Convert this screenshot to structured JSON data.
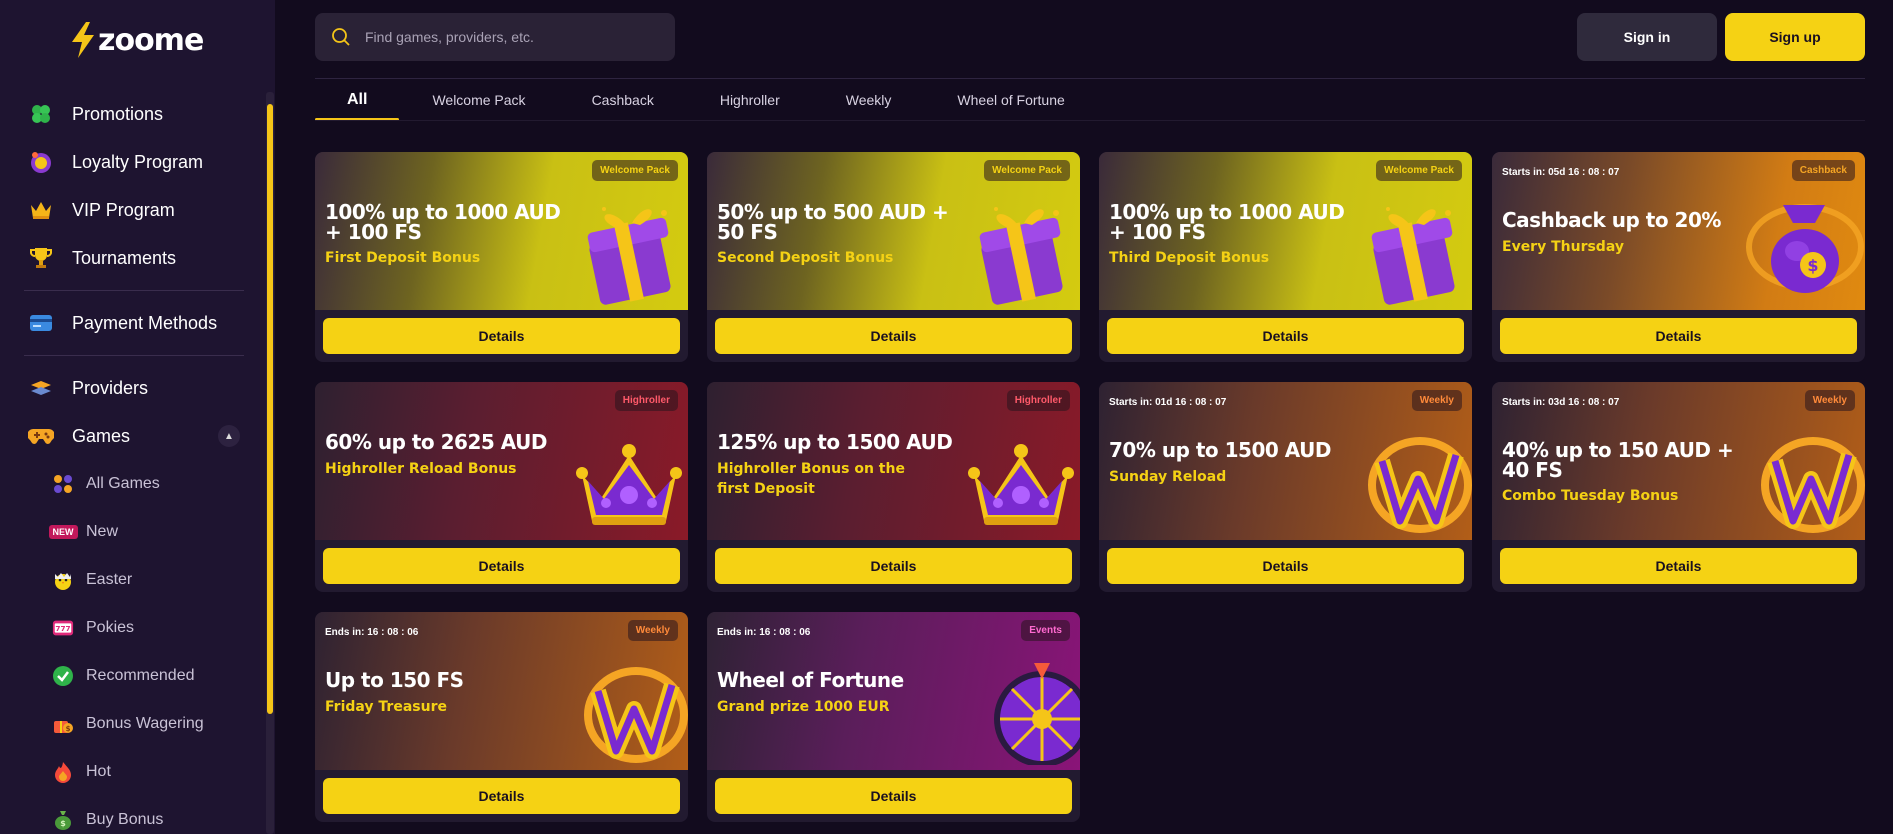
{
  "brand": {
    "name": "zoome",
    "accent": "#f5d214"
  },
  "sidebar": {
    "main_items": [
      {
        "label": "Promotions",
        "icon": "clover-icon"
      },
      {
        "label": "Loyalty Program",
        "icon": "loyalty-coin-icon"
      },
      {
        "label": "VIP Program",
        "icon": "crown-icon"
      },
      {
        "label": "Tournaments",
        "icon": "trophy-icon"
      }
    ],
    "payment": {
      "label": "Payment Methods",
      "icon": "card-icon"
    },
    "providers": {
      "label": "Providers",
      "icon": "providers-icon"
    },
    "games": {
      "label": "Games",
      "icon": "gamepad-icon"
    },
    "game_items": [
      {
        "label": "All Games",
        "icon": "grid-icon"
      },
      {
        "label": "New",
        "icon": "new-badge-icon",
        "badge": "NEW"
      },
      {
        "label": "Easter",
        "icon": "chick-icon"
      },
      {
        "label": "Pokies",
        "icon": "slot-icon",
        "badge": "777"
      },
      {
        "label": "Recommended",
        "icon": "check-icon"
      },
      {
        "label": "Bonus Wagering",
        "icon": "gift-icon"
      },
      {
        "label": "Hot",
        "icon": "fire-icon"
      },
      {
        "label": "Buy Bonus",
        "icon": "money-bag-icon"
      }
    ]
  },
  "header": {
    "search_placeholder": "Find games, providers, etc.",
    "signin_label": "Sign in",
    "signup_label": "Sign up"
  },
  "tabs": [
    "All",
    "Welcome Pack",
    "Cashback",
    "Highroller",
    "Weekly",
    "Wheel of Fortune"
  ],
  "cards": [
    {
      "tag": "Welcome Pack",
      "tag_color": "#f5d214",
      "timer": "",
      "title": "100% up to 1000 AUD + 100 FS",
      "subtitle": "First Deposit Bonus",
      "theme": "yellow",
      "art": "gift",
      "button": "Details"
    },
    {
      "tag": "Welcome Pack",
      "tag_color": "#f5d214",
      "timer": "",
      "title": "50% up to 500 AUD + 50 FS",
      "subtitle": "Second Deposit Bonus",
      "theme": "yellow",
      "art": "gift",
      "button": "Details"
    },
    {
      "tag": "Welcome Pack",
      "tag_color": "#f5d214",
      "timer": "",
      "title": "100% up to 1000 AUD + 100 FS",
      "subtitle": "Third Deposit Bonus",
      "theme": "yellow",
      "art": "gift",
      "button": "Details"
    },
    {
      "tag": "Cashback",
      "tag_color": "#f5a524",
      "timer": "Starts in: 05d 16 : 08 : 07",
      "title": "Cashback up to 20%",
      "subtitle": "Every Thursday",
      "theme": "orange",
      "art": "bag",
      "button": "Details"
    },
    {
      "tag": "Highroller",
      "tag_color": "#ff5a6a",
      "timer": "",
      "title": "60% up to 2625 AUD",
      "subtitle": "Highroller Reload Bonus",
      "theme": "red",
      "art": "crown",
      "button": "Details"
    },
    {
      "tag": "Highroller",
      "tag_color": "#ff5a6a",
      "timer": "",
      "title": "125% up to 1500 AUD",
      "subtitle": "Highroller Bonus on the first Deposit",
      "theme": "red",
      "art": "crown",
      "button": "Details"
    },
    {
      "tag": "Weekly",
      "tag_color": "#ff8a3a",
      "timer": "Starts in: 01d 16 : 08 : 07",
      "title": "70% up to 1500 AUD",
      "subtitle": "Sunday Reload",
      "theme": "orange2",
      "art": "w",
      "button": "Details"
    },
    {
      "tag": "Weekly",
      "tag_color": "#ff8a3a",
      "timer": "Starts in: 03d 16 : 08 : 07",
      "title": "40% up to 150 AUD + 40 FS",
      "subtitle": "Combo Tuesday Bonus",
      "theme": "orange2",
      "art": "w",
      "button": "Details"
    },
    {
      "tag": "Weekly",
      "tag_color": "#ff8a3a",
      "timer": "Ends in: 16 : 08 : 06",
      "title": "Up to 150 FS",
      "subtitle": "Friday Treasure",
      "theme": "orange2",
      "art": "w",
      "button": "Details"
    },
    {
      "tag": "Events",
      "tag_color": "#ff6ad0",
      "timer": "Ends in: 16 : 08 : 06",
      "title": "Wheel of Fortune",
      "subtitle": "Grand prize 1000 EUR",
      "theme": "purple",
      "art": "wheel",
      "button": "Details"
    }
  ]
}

# Instruction:
Copy out the listing exactly as it stands, but not the pictures.

# Finished task:
Convert this screenshot to structured JSON data.
{
  "brand": {
    "name": "zoome",
    "accent": "#f5d214"
  },
  "sidebar": {
    "main_items": [
      {
        "label": "Promotions",
        "icon": "clover-icon"
      },
      {
        "label": "Loyalty Program",
        "icon": "loyalty-coin-icon"
      },
      {
        "label": "VIP Program",
        "icon": "crown-icon"
      },
      {
        "label": "Tournaments",
        "icon": "trophy-icon"
      }
    ],
    "payment": {
      "label": "Payment Methods",
      "icon": "card-icon"
    },
    "providers": {
      "label": "Providers",
      "icon": "providers-icon"
    },
    "games": {
      "label": "Games",
      "icon": "gamepad-icon"
    },
    "game_items": [
      {
        "label": "All Games",
        "icon": "grid-icon"
      },
      {
        "label": "New",
        "icon": "new-badge-icon",
        "badge": "NEW"
      },
      {
        "label": "Easter",
        "icon": "chick-icon"
      },
      {
        "label": "Pokies",
        "icon": "slot-icon",
        "badge": "777"
      },
      {
        "label": "Recommended",
        "icon": "check-icon"
      },
      {
        "label": "Bonus Wagering",
        "icon": "gift-icon"
      },
      {
        "label": "Hot",
        "icon": "fire-icon"
      },
      {
        "label": "Buy Bonus",
        "icon": "money-bag-icon"
      }
    ]
  },
  "header": {
    "search_placeholder": "Find games, providers, etc.",
    "signin_label": "Sign in",
    "signup_label": "Sign up"
  },
  "tabs": [
    "All",
    "Welcome Pack",
    "Cashback",
    "Highroller",
    "Weekly",
    "Wheel of Fortune"
  ],
  "cards": [
    {
      "tag": "Welcome Pack",
      "tag_color": "#f5d214",
      "timer": "",
      "title": "100% up to 1000 AUD + 100 FS",
      "subtitle": "First Deposit Bonus",
      "theme": "yellow",
      "art": "gift",
      "button": "Details"
    },
    {
      "tag": "Welcome Pack",
      "tag_color": "#f5d214",
      "timer": "",
      "title": "50% up to 500 AUD + 50 FS",
      "subtitle": "Second Deposit Bonus",
      "theme": "yellow",
      "art": "gift",
      "button": "Details"
    },
    {
      "tag": "Welcome Pack",
      "tag_color": "#f5d214",
      "timer": "",
      "title": "100% up to 1000 AUD + 100 FS",
      "subtitle": "Third Deposit Bonus",
      "theme": "yellow",
      "art": "gift",
      "button": "Details"
    },
    {
      "tag": "Cashback",
      "tag_color": "#f5a524",
      "timer": "Starts in: 05d 16 : 08 : 07",
      "title": "Cashback up to 20%",
      "subtitle": "Every Thursday",
      "theme": "orange",
      "art": "bag",
      "button": "Details"
    },
    {
      "tag": "Highroller",
      "tag_color": "#ff5a6a",
      "timer": "",
      "title": "60% up to 2625 AUD",
      "subtitle": "Highroller Reload Bonus",
      "theme": "red",
      "art": "crown",
      "button": "Details"
    },
    {
      "tag": "Highroller",
      "tag_color": "#ff5a6a",
      "timer": "",
      "title": "125% up to 1500 AUD",
      "subtitle": "Highroller Bonus on the first Deposit",
      "theme": "red",
      "art": "crown",
      "button": "Details"
    },
    {
      "tag": "Weekly",
      "tag_color": "#ff8a3a",
      "timer": "Starts in: 01d 16 : 08 : 07",
      "title": "70% up to 1500 AUD",
      "subtitle": "Sunday Reload",
      "theme": "orange2",
      "art": "w",
      "button": "Details"
    },
    {
      "tag": "Weekly",
      "tag_color": "#ff8a3a",
      "timer": "Starts in: 03d 16 : 08 : 07",
      "title": "40% up to 150 AUD + 40 FS",
      "subtitle": "Combo Tuesday Bonus",
      "theme": "orange2",
      "art": "w",
      "button": "Details"
    },
    {
      "tag": "Weekly",
      "tag_color": "#ff8a3a",
      "timer": "Ends in: 16 : 08 : 06",
      "title": "Up to 150 FS",
      "subtitle": "Friday Treasure",
      "theme": "orange2",
      "art": "w",
      "button": "Details"
    },
    {
      "tag": "Events",
      "tag_color": "#ff6ad0",
      "timer": "Ends in: 16 : 08 : 06",
      "title": "Wheel of Fortune",
      "subtitle": "Grand prize 1000 EUR",
      "theme": "purple",
      "art": "wheel",
      "button": "Details"
    }
  ]
}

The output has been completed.